What you are asked to do: Count every line where "JSON" occurs. Give the total alone.

Data items
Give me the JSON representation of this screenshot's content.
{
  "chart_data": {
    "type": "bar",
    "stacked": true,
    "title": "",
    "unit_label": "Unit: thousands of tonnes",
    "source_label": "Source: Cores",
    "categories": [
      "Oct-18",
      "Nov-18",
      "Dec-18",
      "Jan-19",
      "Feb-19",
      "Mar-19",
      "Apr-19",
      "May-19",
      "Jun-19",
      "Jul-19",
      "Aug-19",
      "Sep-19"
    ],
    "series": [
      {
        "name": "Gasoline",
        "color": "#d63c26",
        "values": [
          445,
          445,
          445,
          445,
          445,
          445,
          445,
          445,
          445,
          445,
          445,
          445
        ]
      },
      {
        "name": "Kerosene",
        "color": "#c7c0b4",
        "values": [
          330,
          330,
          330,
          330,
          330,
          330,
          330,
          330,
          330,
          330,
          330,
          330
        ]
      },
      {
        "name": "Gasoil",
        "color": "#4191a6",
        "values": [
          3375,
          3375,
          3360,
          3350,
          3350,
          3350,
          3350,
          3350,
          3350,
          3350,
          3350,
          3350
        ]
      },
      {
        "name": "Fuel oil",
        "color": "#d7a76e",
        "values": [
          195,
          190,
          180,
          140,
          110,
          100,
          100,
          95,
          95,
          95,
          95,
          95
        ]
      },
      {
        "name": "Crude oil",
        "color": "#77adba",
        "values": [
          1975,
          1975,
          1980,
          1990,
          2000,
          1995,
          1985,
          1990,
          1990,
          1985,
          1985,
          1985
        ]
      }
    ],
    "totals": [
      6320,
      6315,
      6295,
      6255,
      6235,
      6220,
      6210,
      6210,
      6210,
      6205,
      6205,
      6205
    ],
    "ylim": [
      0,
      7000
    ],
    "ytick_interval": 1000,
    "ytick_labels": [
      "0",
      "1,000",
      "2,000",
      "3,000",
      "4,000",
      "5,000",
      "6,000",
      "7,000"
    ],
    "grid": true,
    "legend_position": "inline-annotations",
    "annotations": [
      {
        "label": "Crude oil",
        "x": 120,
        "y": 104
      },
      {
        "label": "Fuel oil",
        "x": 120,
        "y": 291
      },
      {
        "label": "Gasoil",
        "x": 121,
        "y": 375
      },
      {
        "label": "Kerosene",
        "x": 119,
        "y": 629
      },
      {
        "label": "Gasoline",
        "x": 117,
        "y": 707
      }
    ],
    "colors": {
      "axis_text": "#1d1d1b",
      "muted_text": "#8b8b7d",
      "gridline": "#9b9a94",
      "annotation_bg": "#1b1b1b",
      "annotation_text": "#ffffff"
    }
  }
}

* * *

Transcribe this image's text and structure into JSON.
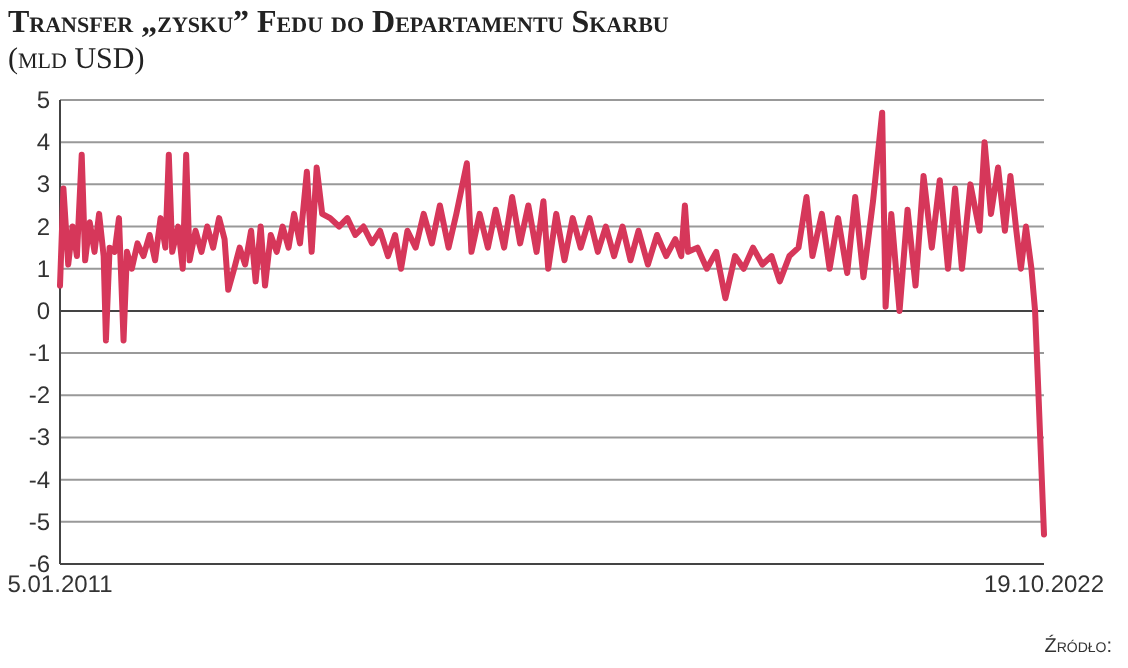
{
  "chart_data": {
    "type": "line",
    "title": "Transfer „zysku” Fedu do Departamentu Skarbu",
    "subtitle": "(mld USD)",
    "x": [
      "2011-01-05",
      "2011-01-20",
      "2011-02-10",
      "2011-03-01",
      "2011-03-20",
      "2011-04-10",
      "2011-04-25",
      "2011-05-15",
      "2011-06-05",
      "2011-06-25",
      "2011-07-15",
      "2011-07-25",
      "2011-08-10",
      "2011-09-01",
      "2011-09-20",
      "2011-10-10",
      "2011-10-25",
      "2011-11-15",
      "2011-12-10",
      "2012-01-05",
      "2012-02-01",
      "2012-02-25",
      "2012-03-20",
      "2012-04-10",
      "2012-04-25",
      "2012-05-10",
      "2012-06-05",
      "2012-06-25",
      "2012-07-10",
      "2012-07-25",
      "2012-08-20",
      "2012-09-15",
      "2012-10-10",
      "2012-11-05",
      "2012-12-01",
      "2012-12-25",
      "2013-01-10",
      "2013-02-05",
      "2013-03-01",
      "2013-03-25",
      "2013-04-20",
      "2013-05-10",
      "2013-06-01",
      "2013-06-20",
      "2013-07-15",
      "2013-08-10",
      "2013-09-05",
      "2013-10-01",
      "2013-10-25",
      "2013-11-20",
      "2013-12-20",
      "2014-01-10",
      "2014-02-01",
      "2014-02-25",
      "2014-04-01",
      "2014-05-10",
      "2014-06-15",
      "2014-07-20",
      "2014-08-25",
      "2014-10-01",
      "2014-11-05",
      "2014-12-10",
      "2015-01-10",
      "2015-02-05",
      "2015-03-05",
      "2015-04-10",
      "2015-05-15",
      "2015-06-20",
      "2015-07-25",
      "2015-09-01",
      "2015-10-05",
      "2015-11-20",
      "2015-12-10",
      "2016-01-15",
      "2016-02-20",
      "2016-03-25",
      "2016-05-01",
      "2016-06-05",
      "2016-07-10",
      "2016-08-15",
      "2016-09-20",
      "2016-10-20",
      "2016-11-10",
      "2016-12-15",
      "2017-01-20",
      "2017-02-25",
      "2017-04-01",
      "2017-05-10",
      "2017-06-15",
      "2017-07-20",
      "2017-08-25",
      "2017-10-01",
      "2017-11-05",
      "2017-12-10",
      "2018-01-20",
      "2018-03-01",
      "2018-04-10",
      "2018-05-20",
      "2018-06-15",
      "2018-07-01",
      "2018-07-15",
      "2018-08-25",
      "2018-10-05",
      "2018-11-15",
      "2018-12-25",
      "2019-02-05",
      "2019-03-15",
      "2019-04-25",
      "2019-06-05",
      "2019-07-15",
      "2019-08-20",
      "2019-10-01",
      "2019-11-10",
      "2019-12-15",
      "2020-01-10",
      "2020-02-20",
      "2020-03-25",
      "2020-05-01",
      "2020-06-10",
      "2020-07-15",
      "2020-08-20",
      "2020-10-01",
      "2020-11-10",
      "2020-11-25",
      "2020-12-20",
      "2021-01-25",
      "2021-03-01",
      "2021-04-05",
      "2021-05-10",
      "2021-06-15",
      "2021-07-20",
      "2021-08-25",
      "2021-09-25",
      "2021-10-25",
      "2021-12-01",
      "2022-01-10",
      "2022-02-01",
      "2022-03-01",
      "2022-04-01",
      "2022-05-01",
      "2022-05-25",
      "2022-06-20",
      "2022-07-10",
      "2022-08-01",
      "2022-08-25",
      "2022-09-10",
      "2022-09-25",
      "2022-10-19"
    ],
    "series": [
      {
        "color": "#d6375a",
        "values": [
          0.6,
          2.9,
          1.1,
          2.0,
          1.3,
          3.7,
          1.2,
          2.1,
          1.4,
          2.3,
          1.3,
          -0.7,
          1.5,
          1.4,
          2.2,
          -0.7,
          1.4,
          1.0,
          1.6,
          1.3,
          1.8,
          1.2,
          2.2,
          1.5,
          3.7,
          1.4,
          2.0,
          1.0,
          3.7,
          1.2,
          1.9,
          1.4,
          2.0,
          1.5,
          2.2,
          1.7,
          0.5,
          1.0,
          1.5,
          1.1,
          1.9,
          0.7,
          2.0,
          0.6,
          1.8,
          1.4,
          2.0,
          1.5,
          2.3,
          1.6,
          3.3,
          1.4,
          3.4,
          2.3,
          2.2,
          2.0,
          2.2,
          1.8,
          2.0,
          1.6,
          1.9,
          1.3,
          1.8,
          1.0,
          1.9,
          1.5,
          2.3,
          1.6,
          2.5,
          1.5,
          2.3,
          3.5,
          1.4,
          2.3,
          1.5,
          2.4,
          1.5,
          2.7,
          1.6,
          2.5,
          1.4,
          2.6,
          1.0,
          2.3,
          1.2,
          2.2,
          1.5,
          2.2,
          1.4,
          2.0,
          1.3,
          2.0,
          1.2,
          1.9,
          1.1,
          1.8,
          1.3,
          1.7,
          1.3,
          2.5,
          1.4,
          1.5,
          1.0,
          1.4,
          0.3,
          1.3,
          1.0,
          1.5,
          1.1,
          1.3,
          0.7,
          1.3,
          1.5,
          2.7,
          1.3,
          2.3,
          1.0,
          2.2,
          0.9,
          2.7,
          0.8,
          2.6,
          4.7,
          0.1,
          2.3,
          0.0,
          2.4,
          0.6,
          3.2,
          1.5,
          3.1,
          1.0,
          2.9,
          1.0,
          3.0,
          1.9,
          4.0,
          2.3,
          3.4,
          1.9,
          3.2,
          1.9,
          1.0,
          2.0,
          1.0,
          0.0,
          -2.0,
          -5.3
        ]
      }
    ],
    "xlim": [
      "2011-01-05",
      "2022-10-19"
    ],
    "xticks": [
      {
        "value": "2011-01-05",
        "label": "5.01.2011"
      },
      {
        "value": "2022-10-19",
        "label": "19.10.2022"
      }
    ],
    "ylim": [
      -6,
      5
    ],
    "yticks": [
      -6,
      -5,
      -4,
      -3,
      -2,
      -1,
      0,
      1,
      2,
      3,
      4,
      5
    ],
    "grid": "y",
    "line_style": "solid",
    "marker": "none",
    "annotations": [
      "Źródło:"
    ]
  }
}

Result for this exercise: 2